= WHAT THIS TASK INVOLVES =
Copy all lines below containing "placeholder".

= INPUT MATERIAL =
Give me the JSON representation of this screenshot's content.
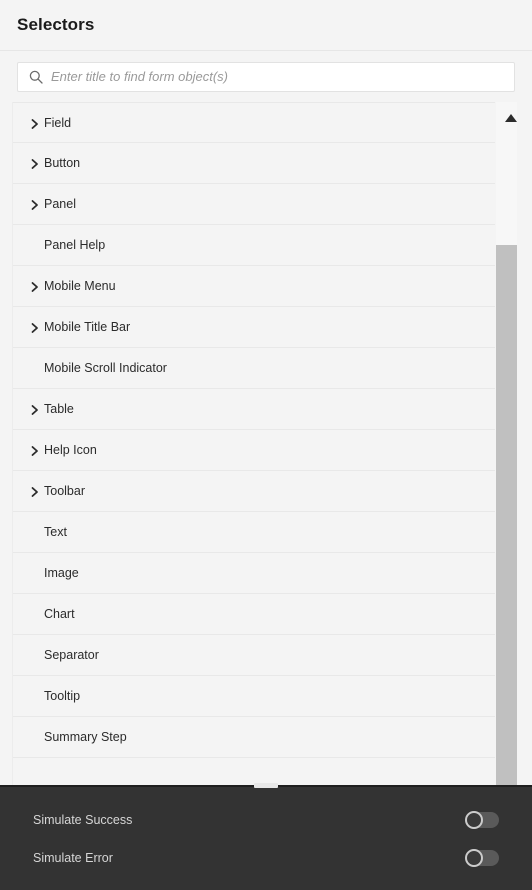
{
  "header": {
    "title": "Selectors"
  },
  "search": {
    "placeholder": "Enter title to find form object(s)",
    "value": "",
    "icon": "search-icon"
  },
  "list": {
    "items": [
      {
        "label": "Field",
        "expandable": true
      },
      {
        "label": "Button",
        "expandable": true
      },
      {
        "label": "Panel",
        "expandable": true
      },
      {
        "label": "Panel Help",
        "expandable": false
      },
      {
        "label": "Mobile Menu",
        "expandable": true
      },
      {
        "label": "Mobile Title Bar",
        "expandable": true
      },
      {
        "label": "Mobile Scroll Indicator",
        "expandable": false
      },
      {
        "label": "Table",
        "expandable": true
      },
      {
        "label": "Help Icon",
        "expandable": true
      },
      {
        "label": "Toolbar",
        "expandable": true
      },
      {
        "label": "Text",
        "expandable": false
      },
      {
        "label": "Image",
        "expandable": false
      },
      {
        "label": "Chart",
        "expandable": false
      },
      {
        "label": "Separator",
        "expandable": false
      },
      {
        "label": "Tooltip",
        "expandable": false
      },
      {
        "label": "Summary Step",
        "expandable": false
      }
    ],
    "chevron_icon": "chevron-right-icon"
  },
  "scrollbar": {
    "up_arrow_icon": "triangle-up-icon",
    "thumb_top_pct": 21,
    "thumb_height_pct": 79
  },
  "bottom_panel": {
    "toggles": [
      {
        "label": "Simulate Success",
        "on": false
      },
      {
        "label": "Simulate Error",
        "on": false
      }
    ]
  },
  "colors": {
    "page_background": "#f4f4f4",
    "row_divider": "#e8e8e8",
    "text_primary": "#2b2b2b",
    "placeholder": "#9a9a9a",
    "dark_panel": "#333333",
    "dark_panel_text": "#d6d6d6",
    "scroll_thumb": "#c0c0c0"
  }
}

= IN RESPONSE =
    "placeholder": "Enter title to find form object(s)",
    "placeholder": "#9a9a9a",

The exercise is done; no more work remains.